%%
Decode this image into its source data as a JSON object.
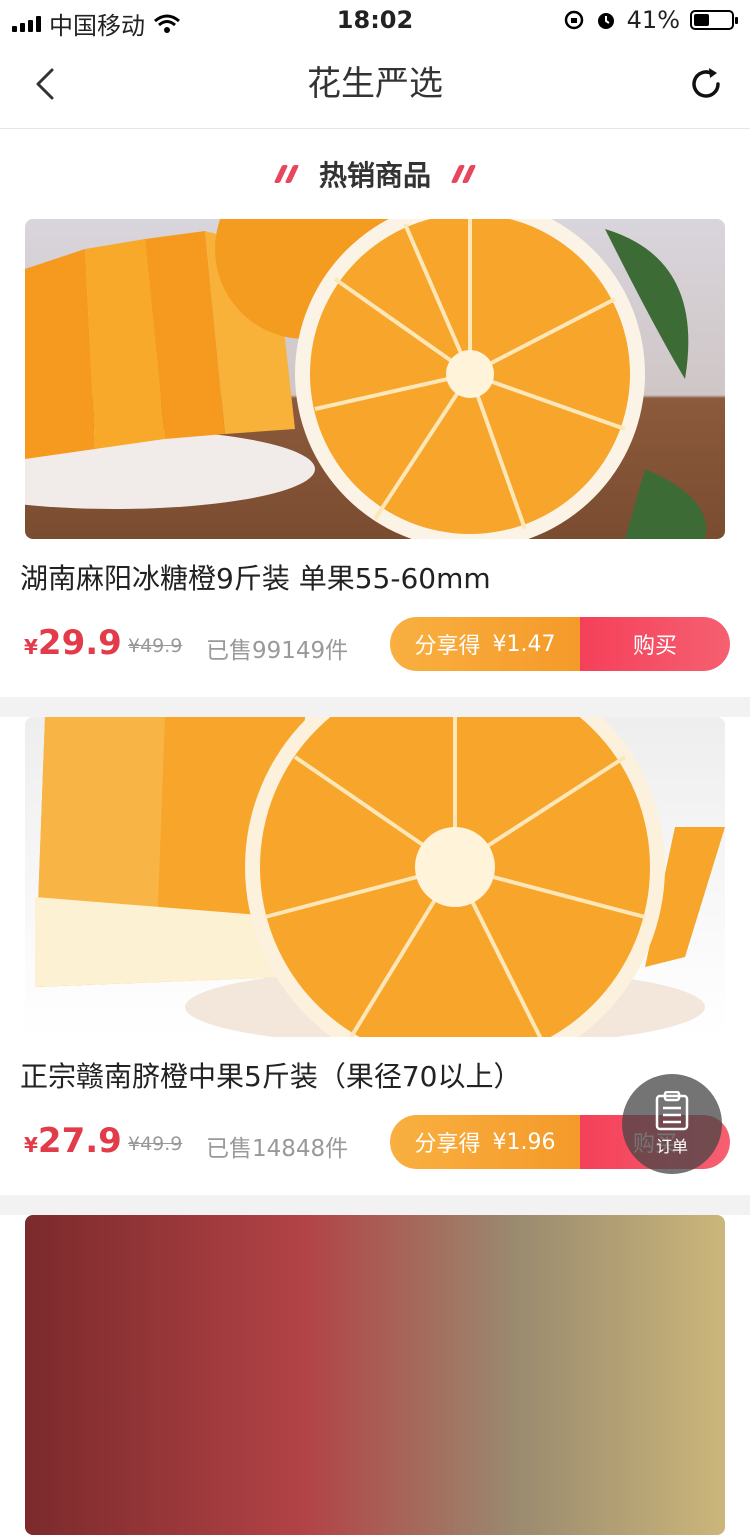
{
  "status_bar": {
    "carrier": "中国移动",
    "time": "18:02",
    "battery": "41%",
    "battery_level": 0.41
  },
  "nav": {
    "title": "花生严选"
  },
  "section": {
    "title": "热销商品"
  },
  "products": [
    {
      "name": "湖南麻阳冰糖橙9斤装 单果55-60mm",
      "currency": "¥",
      "price": "29.9",
      "original_price": "¥49.9",
      "sold": "已售99149件",
      "share_label": "分享得",
      "share_amount": "¥1.47",
      "buy_label": "购买"
    },
    {
      "name": "正宗赣南脐橙中果5斤装（果径70以上）",
      "currency": "¥",
      "price": "27.9",
      "original_price": "¥49.9",
      "sold": "已售14848件",
      "share_label": "分享得",
      "share_amount": "¥1.96",
      "buy_label": "购买"
    }
  ],
  "fab": {
    "label": "订单",
    "icon": "clipboard-icon"
  }
}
%%
SET TASK |
Your task is to return the entries above exactly, with no pictures.

RESPONSE BELOW |
Decode this image into its source data as a JSON object.
{
  "status_bar": {
    "carrier": "中国移动",
    "time": "18:02",
    "battery": "41%",
    "battery_level": 0.41
  },
  "nav": {
    "title": "花生严选"
  },
  "section": {
    "title": "热销商品"
  },
  "products": [
    {
      "name": "湖南麻阳冰糖橙9斤装 单果55-60mm",
      "currency": "¥",
      "price": "29.9",
      "original_price": "¥49.9",
      "sold": "已售99149件",
      "share_label": "分享得",
      "share_amount": "¥1.47",
      "buy_label": "购买"
    },
    {
      "name": "正宗赣南脐橙中果5斤装（果径70以上）",
      "currency": "¥",
      "price": "27.9",
      "original_price": "¥49.9",
      "sold": "已售14848件",
      "share_label": "分享得",
      "share_amount": "¥1.96",
      "buy_label": "购买"
    }
  ],
  "fab": {
    "label": "订单",
    "icon": "clipboard-icon"
  }
}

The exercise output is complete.